◆ TEXT EXTRACT ◆
════════

As of the date of this report, we do not have any arrangements in place for
additional debt financing or for the sale of our securities, and there is no
assurance that we will be able to raise funds through either means.
We have not had any specific communications with any representative of a debt
financing institution regarding our proposed wind power project. We will only be
able to secure debt financing for wind turbines if we are able to prove that an
economic wind resource exists on a property that is acquired and that we have
negotiated a power purchase agreement with a credit worthy counter-party.
We anticipate continuing to rely on equity sales of our common shares in order
to continue to fund our business operations. Issuances of additional shares will
result in dilution to our existing shareholders. As of the date of this report,
there is no assurance that we will achieve any additional sales of our equity
securities or arrange for debt or other financing to fund our development
activities.
SUBSEQUENT EVENT
Subsequent to the fiscal year, we completed a private placement financing
consisting of the sale of 1,970,000 common shares at a purchase price of $0.25
per share for gross proceeds of $492,500.
OFF BALANCE SHEET ARRANGEMENTS
We have no off-balance sheet arrangements that have or are reasonably likely to
have a current or future effect on our financial condition, changes in financial
condition, revenues or expenses, results of operations, liquidity, capital
expenditures or capital resources that is material to stockholders.
21
RECENTLY ISSUED ACCOUNTING PRONOUNCEMENTS
In June 2008, the Financial Accounting Standards Board ("FASB") issued FASB
Staff Position EITF 03-6-1, "DETERMINING WHETHER INSTRUMENTS GRANTED IN
SHARE-BASED PAYMENT TRANSACTIONS ARE PARTICIPATING SECURITIES". FSP EITF 03-6-1
addresses whether instruments granted in share-based payment transactions are
participating securities prior to vesting, and therefore need to be included in
the computation of earnings per share under the two-class method as described in
FASB Statement of Financial Accounting Standards No. 128, "Earnings per Share."
FSP EITF 03-6-1 is effective for financial statements issued for fiscal years
beginning on or after December 15, 2008 and earlier adoption is prohibited. The
adoption of this statement is not expected to have a material effect on the
Company's financial statements.

════════

(Layout coordinate data)
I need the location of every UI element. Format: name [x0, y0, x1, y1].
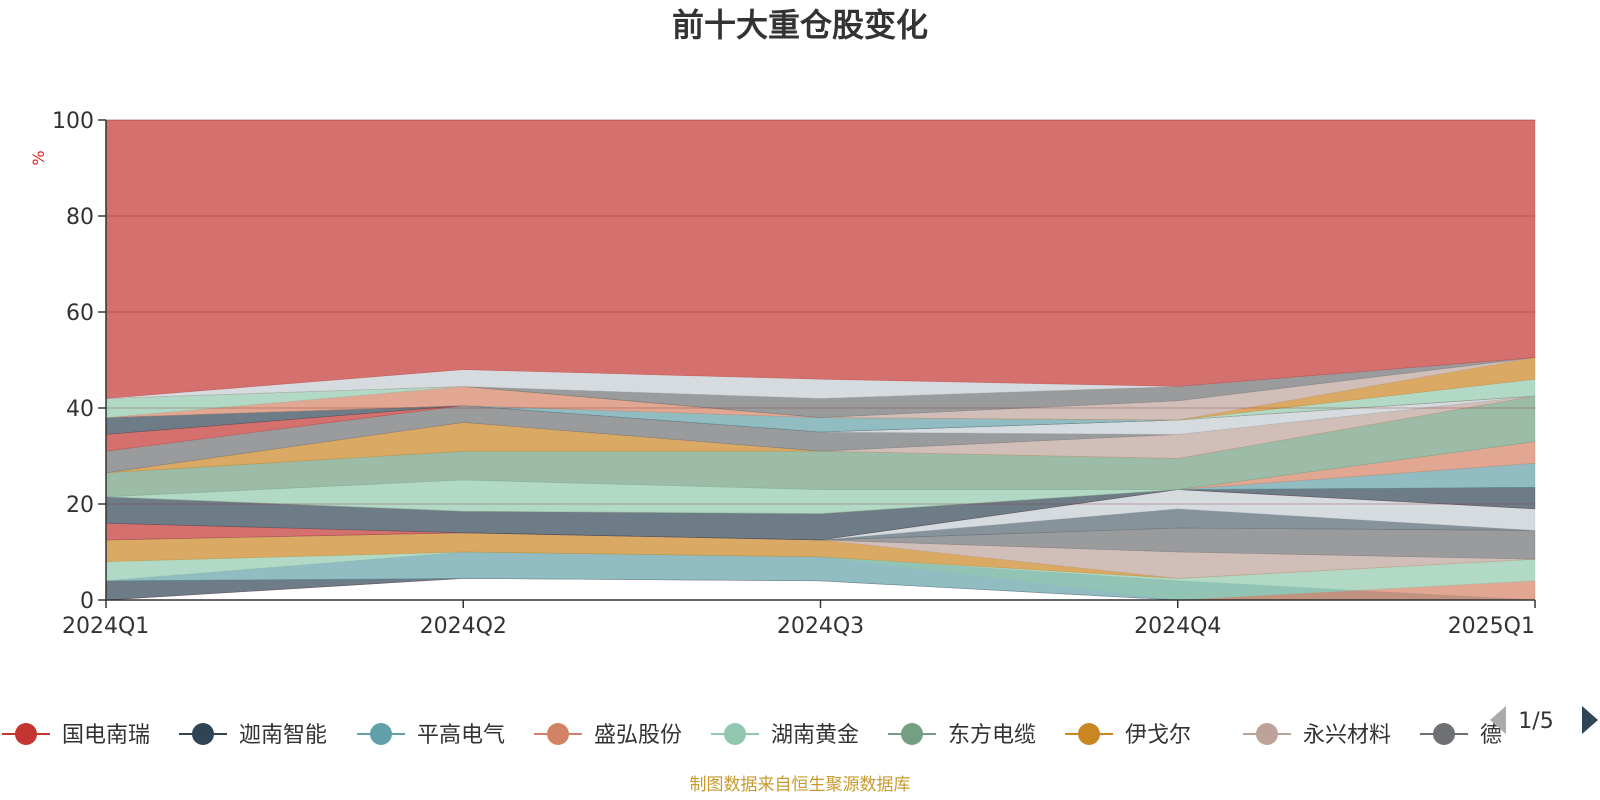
legend-marker-icon — [1078, 723, 1100, 745]
data-source-note: 制图数据来自恒生聚源数据库 — [690, 775, 911, 795]
area-band-30 — [105, 119, 1536, 399]
legend-label: 伊戈尔 — [1125, 723, 1191, 748]
x-tick-label: 2024Q3 — [777, 614, 864, 639]
legend-item[interactable]: 湖南黄金 — [711, 723, 859, 748]
legend-marker-icon — [1256, 723, 1278, 745]
legend-label: 平高电气 — [417, 723, 505, 748]
legend-pager: 1/5 — [1490, 706, 1598, 734]
legend-marker-icon — [192, 723, 214, 745]
legend-next-icon[interactable] — [1582, 706, 1598, 734]
legend-item[interactable]: 永兴材料 — [1243, 723, 1391, 748]
legend-label: 湖南黄金 — [771, 723, 859, 748]
legend-label: 迦南智能 — [239, 723, 327, 748]
legend-prev-icon[interactable] — [1490, 706, 1506, 734]
y-tick-label: 100 — [52, 109, 94, 134]
y-tick-label: 40 — [66, 397, 94, 422]
legend-label: 盛弘股份 — [594, 723, 682, 748]
legend-marker-icon — [15, 723, 37, 745]
legend-item[interactable]: 伊戈尔 — [1065, 723, 1191, 748]
legend-page-indicator: 1/5 — [1518, 709, 1553, 734]
legend-item[interactable]: 盛弘股份 — [534, 723, 682, 748]
x-tick-label: 2024Q4 — [1134, 614, 1221, 639]
y-tick-label: 60 — [66, 301, 94, 326]
legend: 国电南瑞 迦南智能 平高电气 盛弘股份 湖南黄金 东方电缆 伊戈尔 永兴材料 德 — [2, 723, 1502, 748]
y-axis-unit: % — [29, 150, 48, 165]
axes: 0 20 40 60 80 100 2024Q1 2024Q2 2024Q3 2024Q4 2025… — [52, 109, 1536, 639]
legend-item[interactable]: 平高电气 — [357, 723, 505, 748]
legend-marker-icon — [901, 723, 923, 745]
x-tick-label: 2025Q1 — [1448, 614, 1535, 639]
y-tick-label: 0 — [80, 589, 94, 614]
legend-label: 国电南瑞 — [62, 723, 150, 748]
legend-label: 东方电缆 — [948, 723, 1036, 748]
legend-item[interactable]: 迦南智能 — [179, 723, 327, 748]
legend-label: 德 — [1480, 723, 1502, 748]
legend-marker-icon — [370, 723, 392, 745]
y-tick-label: 20 — [66, 493, 94, 518]
legend-marker-icon — [547, 723, 569, 745]
legend-item[interactable]: 德 — [1420, 723, 1502, 748]
x-tick-label: 2024Q2 — [420, 614, 507, 639]
legend-marker-icon — [724, 723, 746, 745]
legend-item[interactable]: 国电南瑞 — [2, 723, 150, 748]
y-tick-label: 80 — [66, 205, 94, 230]
gridlines — [106, 119, 1535, 505]
x-tick-label: 2024Q1 — [62, 614, 149, 639]
chart-title: 前十大重仓股变化 — [672, 6, 928, 44]
legend-marker-icon — [1433, 723, 1455, 745]
legend-label: 永兴材料 — [1303, 723, 1391, 748]
legend-item[interactable]: 东方电缆 — [888, 723, 1036, 748]
area-bands — [105, 119, 1536, 601]
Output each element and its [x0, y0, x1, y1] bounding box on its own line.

════════

◆ TASK ◆
List every capitalized section heading in the financial report excerpt above, in the order in which they appear.

◆ REPLY ◆
SUBSEQUENT EVENT
OFF BALANCE SHEET ARRANGEMENTS
RECENTLY ISSUED ACCOUNTING PRONOUNCEMENTS